Data entries for graphics:

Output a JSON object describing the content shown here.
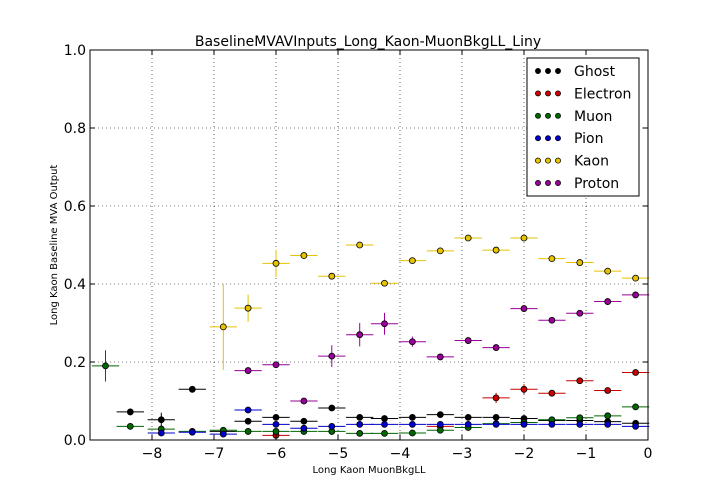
{
  "chart_data": {
    "type": "scatter",
    "title": "BaselineMVAVInputs_Long_Kaon-MuonBkgLL_Liny",
    "xlabel": "Long Kaon MuonBkgLL",
    "ylabel": "Long Kaon Baseline MVA Output",
    "xlim": [
      -9,
      0
    ],
    "ylim": [
      0,
      1
    ],
    "xticks": [
      "−8",
      "−7",
      "−6",
      "−5",
      "−4",
      "−3",
      "−2",
      "−1",
      "0"
    ],
    "yticks": [
      "0.0",
      "0.2",
      "0.4",
      "0.6",
      "0.8",
      "1.0"
    ],
    "grid": true,
    "legend_position": "top-right",
    "x_half_width": 0.22,
    "series": [
      {
        "name": "Ghost",
        "color": "#000000",
        "x": [
          -8.35,
          -7.85,
          -7.35,
          -6.85,
          -6.45,
          -6.0,
          -5.55,
          -5.1,
          -4.65,
          -4.25,
          -3.8,
          -3.35,
          -2.9,
          -2.45,
          -2.0,
          -1.55,
          -1.1,
          -0.65,
          -0.2
        ],
        "y": [
          0.072,
          0.052,
          0.13,
          0.022,
          0.048,
          0.058,
          0.048,
          0.082,
          0.058,
          0.055,
          0.058,
          0.065,
          0.058,
          0.058,
          0.055,
          0.05,
          0.05,
          0.047,
          0.043
        ],
        "yerr": [
          0.004,
          0.018,
          0.004,
          0.004,
          0.004,
          0.004,
          0.003,
          0.003,
          0.003,
          0.003,
          0.003,
          0.003,
          0.003,
          0.003,
          0.003,
          0.003,
          0.003,
          0.003,
          0.003
        ]
      },
      {
        "name": "Electron",
        "color": "#cc0000",
        "x": [
          -6.0,
          -3.35,
          -2.45,
          -2.0,
          -1.55,
          -1.1,
          -0.65,
          -0.2
        ],
        "y": [
          0.012,
          0.035,
          0.108,
          0.13,
          0.12,
          0.152,
          0.127,
          0.173
        ],
        "yerr": [
          0.004,
          0.004,
          0.013,
          0.013,
          0.008,
          0.006,
          0.005,
          0.004
        ]
      },
      {
        "name": "Muon",
        "color": "#006600",
        "x": [
          -8.75,
          -8.35,
          -7.85,
          -7.35,
          -6.85,
          -6.45,
          -6.0,
          -5.55,
          -5.1,
          -4.65,
          -4.25,
          -3.8,
          -3.35,
          -2.9,
          -2.45,
          -2.0,
          -1.55,
          -1.1,
          -0.65,
          -0.2
        ],
        "y": [
          0.19,
          0.035,
          0.028,
          0.022,
          0.025,
          0.022,
          0.022,
          0.022,
          0.022,
          0.017,
          0.017,
          0.018,
          0.025,
          0.032,
          0.042,
          0.045,
          0.052,
          0.057,
          0.062,
          0.085
        ],
        "yerr": [
          0.04,
          0.004,
          0.004,
          0.003,
          0.003,
          0.003,
          0.003,
          0.003,
          0.003,
          0.003,
          0.003,
          0.003,
          0.003,
          0.003,
          0.003,
          0.003,
          0.003,
          0.003,
          0.003,
          0.003
        ]
      },
      {
        "name": "Pion",
        "color": "#0000cc",
        "x": [
          -7.85,
          -7.35,
          -6.85,
          -6.45,
          -6.0,
          -5.55,
          -5.1,
          -4.65,
          -4.25,
          -3.8,
          -3.35,
          -2.9,
          -2.45,
          -2.0,
          -1.55,
          -1.1,
          -0.65,
          -0.2
        ],
        "y": [
          0.018,
          0.02,
          0.015,
          0.077,
          0.04,
          0.03,
          0.035,
          0.04,
          0.04,
          0.04,
          0.04,
          0.04,
          0.04,
          0.04,
          0.04,
          0.04,
          0.04,
          0.035
        ],
        "yerr": [
          0.004,
          0.004,
          0.004,
          0.006,
          0.004,
          0.003,
          0.003,
          0.003,
          0.003,
          0.003,
          0.003,
          0.003,
          0.003,
          0.003,
          0.003,
          0.003,
          0.003,
          0.003
        ]
      },
      {
        "name": "Kaon",
        "color": "#e6c200",
        "x": [
          -6.85,
          -6.45,
          -6.0,
          -5.55,
          -5.1,
          -4.65,
          -4.25,
          -3.8,
          -3.35,
          -2.9,
          -2.45,
          -2.0,
          -1.55,
          -1.1,
          -0.65,
          -0.2
        ],
        "y": [
          0.29,
          0.338,
          0.453,
          0.473,
          0.42,
          0.5,
          0.402,
          0.46,
          0.485,
          0.518,
          0.487,
          0.518,
          0.465,
          0.455,
          0.433,
          0.415
        ],
        "yerr": [
          0.11,
          0.035,
          0.035,
          0.01,
          0.008,
          0.006,
          0.005,
          0.005,
          0.004,
          0.004,
          0.004,
          0.004,
          0.004,
          0.004,
          0.004,
          0.004
        ]
      },
      {
        "name": "Proton",
        "color": "#990099",
        "x": [
          -6.45,
          -6.0,
          -5.55,
          -5.1,
          -4.65,
          -4.25,
          -3.8,
          -3.35,
          -2.9,
          -2.45,
          -2.0,
          -1.55,
          -1.1,
          -0.65,
          -0.2
        ],
        "y": [
          0.178,
          0.193,
          0.1,
          0.215,
          0.27,
          0.298,
          0.252,
          0.213,
          0.255,
          0.237,
          0.337,
          0.307,
          0.325,
          0.355,
          0.372
        ],
        "yerr": [
          0.004,
          0.004,
          0.006,
          0.028,
          0.03,
          0.028,
          0.013,
          0.005,
          0.005,
          0.005,
          0.004,
          0.004,
          0.004,
          0.004,
          0.004
        ]
      }
    ]
  }
}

__Exercise instructions__
Scan the material above and determine how many lines include the word "name"; report only the number.

__Exercise output__
6